Begin Material for this exercise

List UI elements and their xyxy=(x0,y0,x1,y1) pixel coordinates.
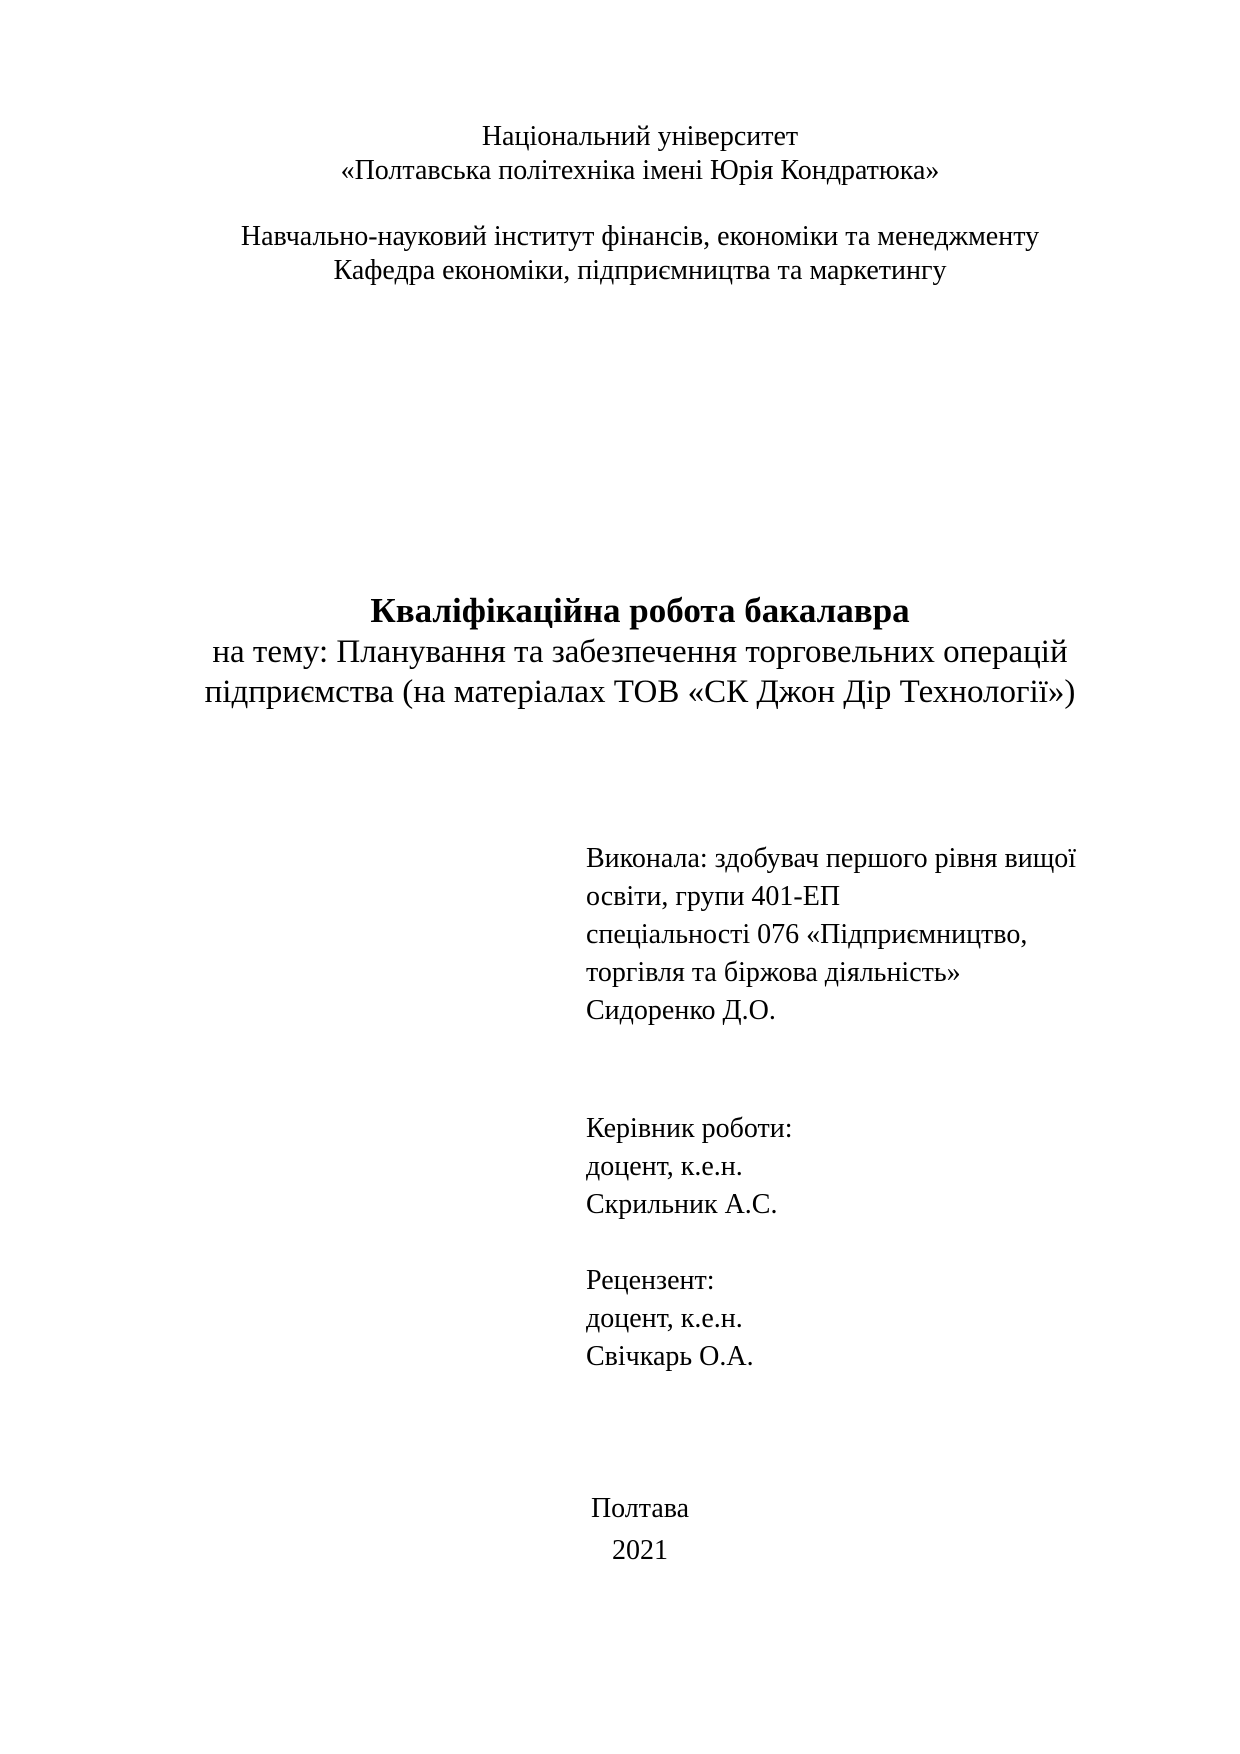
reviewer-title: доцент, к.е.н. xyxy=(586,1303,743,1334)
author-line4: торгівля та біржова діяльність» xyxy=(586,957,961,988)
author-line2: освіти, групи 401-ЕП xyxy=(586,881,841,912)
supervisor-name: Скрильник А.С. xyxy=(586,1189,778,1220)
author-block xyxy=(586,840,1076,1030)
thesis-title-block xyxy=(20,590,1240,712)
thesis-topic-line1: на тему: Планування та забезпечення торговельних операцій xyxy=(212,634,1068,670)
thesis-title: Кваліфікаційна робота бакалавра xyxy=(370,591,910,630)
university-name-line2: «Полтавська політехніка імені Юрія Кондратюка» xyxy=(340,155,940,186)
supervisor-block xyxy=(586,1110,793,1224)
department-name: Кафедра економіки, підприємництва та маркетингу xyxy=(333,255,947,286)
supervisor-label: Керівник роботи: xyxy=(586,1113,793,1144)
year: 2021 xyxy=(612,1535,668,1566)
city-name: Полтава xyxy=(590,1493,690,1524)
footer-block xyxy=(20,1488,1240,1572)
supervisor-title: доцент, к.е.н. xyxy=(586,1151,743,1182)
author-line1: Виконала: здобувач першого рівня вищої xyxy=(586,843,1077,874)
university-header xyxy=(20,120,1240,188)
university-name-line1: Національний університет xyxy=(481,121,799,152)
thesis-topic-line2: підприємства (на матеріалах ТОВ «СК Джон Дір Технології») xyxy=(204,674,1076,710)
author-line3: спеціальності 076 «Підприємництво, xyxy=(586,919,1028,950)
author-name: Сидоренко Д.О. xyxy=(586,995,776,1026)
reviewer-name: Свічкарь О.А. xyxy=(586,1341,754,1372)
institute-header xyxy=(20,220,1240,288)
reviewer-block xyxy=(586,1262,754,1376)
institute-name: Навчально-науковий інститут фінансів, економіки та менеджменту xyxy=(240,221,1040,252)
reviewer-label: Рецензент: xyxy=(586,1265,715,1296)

End Material for this exercise
Begin Material for this exercise

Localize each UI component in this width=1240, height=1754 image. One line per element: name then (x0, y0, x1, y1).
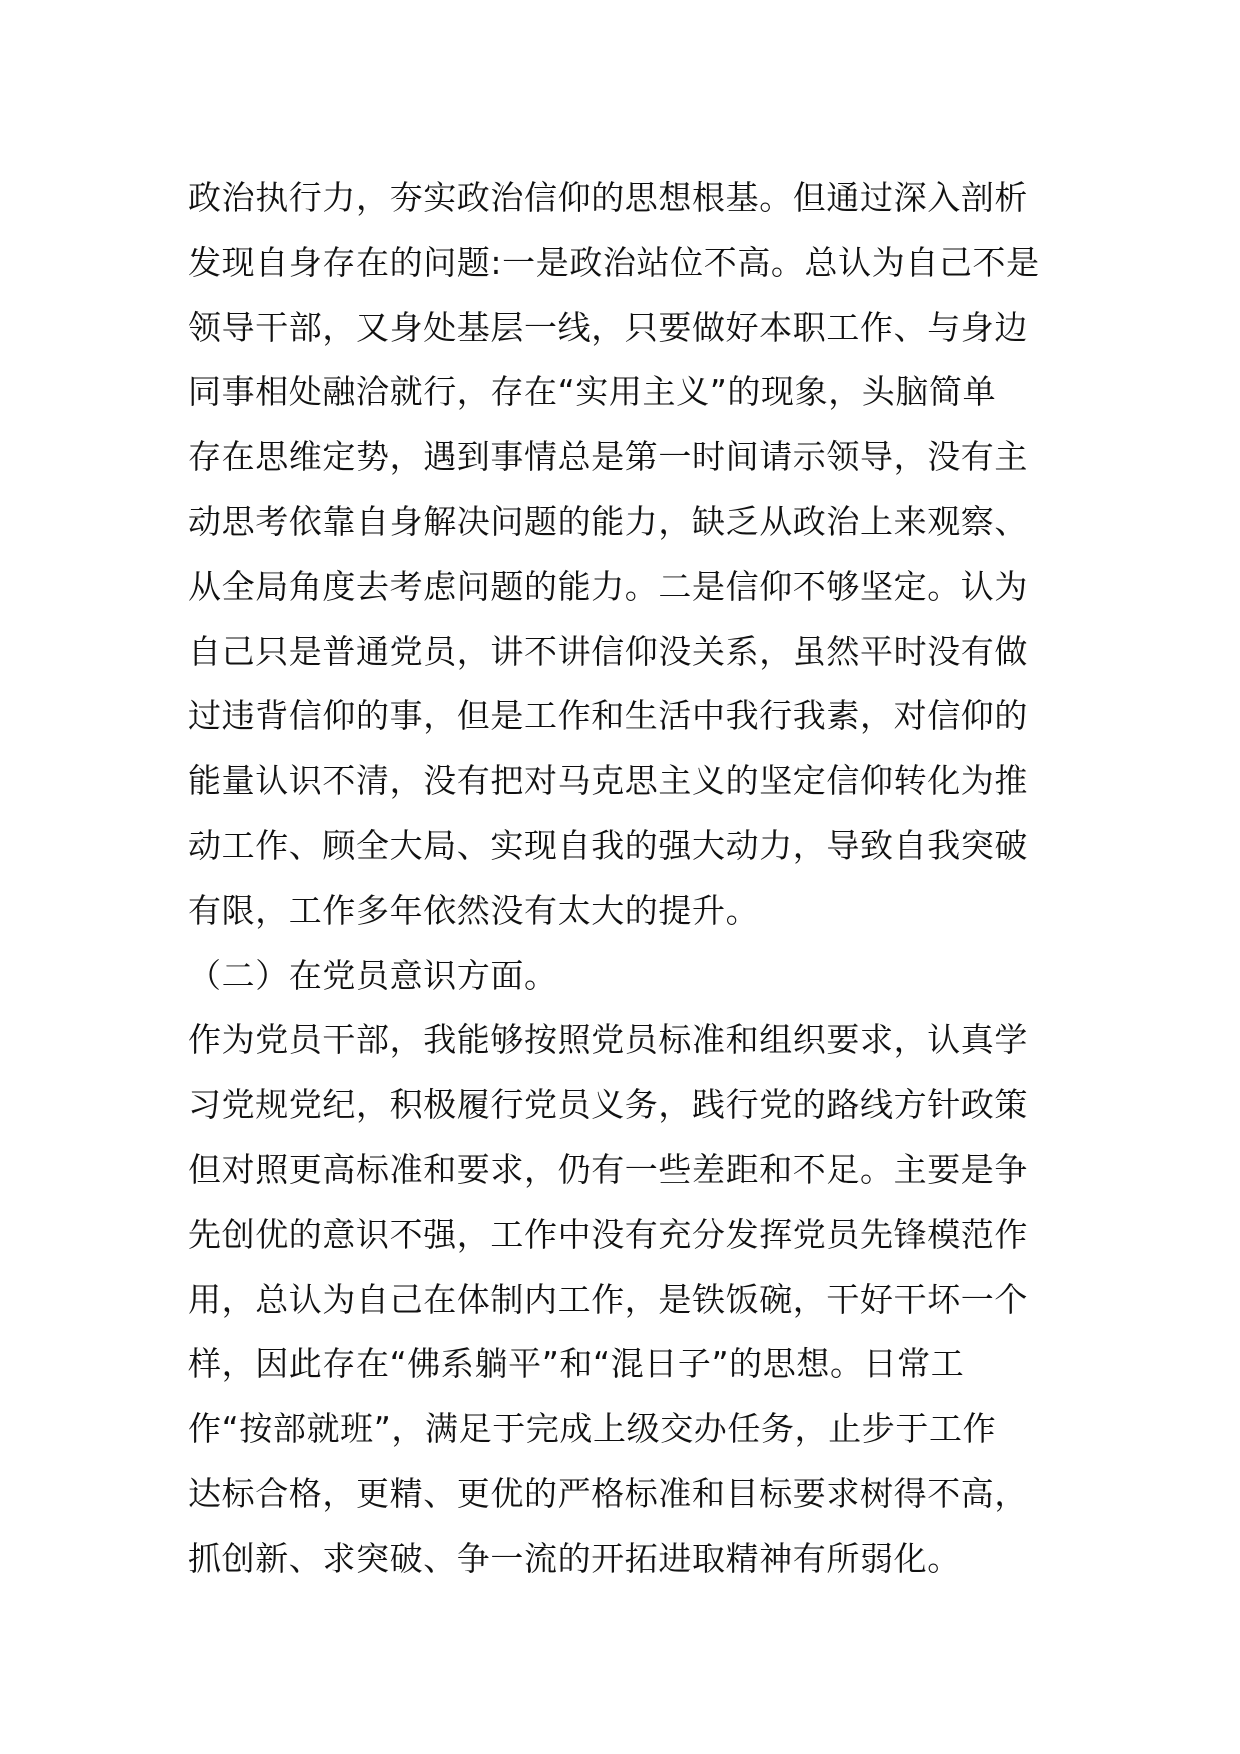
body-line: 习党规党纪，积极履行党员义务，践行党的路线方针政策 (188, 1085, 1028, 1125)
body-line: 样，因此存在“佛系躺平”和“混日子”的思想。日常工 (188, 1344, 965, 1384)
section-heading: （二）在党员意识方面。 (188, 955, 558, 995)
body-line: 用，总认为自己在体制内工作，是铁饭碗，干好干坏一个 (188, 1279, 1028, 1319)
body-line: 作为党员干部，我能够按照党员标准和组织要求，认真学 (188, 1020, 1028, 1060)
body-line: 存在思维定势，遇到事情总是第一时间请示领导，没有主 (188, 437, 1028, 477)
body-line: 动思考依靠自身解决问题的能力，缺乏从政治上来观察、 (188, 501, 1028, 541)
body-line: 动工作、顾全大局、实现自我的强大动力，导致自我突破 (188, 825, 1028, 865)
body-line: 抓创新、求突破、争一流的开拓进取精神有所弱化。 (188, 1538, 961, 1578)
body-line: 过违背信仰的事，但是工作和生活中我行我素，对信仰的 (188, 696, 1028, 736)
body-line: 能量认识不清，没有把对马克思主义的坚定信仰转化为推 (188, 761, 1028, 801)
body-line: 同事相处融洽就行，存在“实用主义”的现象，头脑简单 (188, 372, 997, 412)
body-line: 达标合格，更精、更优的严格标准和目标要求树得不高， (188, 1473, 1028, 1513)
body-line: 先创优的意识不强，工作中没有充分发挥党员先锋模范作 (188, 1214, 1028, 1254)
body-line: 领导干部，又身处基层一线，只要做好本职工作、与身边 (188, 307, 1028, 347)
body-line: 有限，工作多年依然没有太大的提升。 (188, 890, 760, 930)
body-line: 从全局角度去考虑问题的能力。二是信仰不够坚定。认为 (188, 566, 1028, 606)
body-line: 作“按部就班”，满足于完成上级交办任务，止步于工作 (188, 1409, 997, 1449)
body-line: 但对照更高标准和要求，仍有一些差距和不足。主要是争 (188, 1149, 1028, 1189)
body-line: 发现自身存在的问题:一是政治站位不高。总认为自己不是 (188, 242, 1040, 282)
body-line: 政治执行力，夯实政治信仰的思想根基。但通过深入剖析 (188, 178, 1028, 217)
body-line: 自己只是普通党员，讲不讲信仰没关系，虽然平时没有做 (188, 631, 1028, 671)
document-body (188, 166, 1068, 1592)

End Material for this exercise

● What is needed
Repeat the lines of the material from the line containing "body-line: 习党规党纪，积极履行党员义务，践行党的路线方针政策 (188, 1085, 1028, 1125)" up to and including the line containing "body-line: 用，总认为自己在体制内工作，是铁饭碗，干好干坏一个 (188, 1279, 1028, 1319)".

● Right answer
body-line: 习党规党纪，积极履行党员义务，践行党的路线方针政策 (188, 1085, 1028, 1125)
body-line: 样，因此存在“佛系躺平”和“混日子”的思想。日常工 (188, 1344, 965, 1384)
section-heading: （二）在党员意识方面。 (188, 955, 558, 995)
body-line: 用，总认为自己在体制内工作，是铁饭碗，干好干坏一个 (188, 1279, 1028, 1319)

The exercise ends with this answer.